## RECORDS PROVIDED
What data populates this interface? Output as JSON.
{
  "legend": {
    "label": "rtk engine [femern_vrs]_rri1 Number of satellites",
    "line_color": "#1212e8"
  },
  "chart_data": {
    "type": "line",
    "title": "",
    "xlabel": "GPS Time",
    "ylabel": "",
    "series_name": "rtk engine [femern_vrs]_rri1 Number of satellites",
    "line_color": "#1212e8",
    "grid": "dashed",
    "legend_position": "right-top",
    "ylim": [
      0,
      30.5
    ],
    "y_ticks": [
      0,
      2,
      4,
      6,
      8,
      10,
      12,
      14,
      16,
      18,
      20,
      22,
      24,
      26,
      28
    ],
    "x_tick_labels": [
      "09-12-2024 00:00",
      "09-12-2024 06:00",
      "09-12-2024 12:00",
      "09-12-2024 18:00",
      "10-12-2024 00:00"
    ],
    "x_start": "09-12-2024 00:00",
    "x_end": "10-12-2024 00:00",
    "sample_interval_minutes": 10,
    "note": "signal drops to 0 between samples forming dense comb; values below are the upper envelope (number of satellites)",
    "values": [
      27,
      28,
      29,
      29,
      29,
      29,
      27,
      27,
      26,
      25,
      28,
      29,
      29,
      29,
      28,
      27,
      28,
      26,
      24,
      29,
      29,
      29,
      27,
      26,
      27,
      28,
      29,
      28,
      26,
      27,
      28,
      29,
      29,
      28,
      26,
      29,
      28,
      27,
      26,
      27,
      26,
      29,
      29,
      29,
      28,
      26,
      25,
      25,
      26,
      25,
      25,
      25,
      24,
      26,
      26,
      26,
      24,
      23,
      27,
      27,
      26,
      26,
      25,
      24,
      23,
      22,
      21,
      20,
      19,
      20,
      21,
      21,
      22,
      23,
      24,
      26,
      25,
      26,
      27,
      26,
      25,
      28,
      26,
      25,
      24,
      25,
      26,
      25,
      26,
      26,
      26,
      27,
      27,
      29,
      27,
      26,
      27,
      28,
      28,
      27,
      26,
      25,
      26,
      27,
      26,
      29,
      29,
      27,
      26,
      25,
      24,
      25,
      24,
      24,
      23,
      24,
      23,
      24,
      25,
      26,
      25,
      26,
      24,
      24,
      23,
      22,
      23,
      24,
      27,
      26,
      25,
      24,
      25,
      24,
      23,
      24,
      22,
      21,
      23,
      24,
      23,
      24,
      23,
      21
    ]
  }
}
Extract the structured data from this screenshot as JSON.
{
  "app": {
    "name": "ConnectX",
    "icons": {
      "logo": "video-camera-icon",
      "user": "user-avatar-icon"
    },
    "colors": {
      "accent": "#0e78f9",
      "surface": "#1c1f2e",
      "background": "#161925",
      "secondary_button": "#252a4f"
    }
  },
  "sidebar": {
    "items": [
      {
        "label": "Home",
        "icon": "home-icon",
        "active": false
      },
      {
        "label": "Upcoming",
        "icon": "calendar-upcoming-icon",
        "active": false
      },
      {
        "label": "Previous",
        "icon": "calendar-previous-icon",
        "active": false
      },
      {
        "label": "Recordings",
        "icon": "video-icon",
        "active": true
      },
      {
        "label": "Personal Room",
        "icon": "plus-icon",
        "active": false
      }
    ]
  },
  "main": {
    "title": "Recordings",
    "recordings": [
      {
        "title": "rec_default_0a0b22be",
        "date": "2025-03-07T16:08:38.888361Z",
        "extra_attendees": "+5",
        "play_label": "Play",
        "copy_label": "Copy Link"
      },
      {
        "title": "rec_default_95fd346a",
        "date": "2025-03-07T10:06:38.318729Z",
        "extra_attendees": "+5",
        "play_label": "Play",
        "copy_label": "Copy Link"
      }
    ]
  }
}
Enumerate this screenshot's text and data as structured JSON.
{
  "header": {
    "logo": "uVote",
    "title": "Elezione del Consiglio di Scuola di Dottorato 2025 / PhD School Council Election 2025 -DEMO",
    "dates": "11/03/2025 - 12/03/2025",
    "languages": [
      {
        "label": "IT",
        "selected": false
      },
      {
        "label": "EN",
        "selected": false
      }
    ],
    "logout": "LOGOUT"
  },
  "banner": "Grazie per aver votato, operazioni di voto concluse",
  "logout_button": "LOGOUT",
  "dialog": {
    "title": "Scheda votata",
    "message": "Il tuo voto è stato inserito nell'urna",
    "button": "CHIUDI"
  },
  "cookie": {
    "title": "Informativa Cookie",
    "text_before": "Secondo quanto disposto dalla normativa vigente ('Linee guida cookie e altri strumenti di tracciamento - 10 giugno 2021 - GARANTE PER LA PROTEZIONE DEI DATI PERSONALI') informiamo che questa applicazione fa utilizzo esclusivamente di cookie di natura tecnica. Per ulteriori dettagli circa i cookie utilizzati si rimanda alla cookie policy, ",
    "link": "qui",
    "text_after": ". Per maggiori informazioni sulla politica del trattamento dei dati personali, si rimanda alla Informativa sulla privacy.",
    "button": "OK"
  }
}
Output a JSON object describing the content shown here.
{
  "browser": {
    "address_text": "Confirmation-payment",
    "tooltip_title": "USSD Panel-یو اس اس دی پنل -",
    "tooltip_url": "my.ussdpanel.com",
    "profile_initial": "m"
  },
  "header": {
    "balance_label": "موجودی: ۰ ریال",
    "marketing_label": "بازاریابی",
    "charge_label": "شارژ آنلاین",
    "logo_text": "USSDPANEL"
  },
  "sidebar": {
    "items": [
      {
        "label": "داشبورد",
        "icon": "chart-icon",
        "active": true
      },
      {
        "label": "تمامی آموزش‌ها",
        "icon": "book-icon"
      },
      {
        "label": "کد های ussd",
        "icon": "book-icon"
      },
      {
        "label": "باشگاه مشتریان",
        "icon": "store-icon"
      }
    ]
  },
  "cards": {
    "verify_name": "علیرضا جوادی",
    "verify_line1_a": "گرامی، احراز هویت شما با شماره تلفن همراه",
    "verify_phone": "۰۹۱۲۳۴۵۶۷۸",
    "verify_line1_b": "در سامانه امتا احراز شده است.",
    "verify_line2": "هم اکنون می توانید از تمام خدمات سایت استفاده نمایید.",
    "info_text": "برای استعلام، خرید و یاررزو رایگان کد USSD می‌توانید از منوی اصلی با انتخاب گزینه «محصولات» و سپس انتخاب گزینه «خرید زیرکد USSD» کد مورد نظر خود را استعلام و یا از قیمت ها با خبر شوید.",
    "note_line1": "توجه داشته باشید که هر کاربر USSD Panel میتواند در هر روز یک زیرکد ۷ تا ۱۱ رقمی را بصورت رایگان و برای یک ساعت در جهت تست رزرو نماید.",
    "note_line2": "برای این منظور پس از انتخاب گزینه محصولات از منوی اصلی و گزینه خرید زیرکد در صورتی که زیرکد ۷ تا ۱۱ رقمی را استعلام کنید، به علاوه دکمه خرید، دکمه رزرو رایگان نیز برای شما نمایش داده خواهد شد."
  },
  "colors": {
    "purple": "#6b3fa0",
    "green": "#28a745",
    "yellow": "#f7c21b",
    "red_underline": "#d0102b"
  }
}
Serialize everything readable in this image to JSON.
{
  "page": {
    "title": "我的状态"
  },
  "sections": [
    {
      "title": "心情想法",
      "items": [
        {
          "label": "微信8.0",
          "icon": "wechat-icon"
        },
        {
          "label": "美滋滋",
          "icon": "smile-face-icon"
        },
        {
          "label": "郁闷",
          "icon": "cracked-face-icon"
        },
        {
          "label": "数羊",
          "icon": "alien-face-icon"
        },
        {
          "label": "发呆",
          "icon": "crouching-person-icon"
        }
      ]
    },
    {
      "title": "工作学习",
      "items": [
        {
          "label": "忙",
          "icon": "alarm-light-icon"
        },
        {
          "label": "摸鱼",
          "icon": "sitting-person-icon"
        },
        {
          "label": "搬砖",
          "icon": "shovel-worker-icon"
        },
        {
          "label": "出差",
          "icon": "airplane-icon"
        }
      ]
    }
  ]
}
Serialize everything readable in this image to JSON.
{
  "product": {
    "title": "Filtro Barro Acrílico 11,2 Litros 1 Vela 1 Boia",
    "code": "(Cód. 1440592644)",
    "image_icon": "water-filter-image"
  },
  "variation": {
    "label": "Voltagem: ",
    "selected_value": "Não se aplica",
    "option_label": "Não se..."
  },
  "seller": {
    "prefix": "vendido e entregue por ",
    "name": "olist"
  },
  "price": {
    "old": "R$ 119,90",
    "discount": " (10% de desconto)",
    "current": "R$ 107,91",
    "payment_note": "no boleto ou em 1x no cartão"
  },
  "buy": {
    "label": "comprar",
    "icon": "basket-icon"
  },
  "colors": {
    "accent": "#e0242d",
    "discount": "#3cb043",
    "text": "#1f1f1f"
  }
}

## EXERCISE
For each line above that contains the word "LOGOUT", copy that line.

## SOLUTION BELOW
    "logout": "LOGOUT"
  "logout_button": "LOGOUT",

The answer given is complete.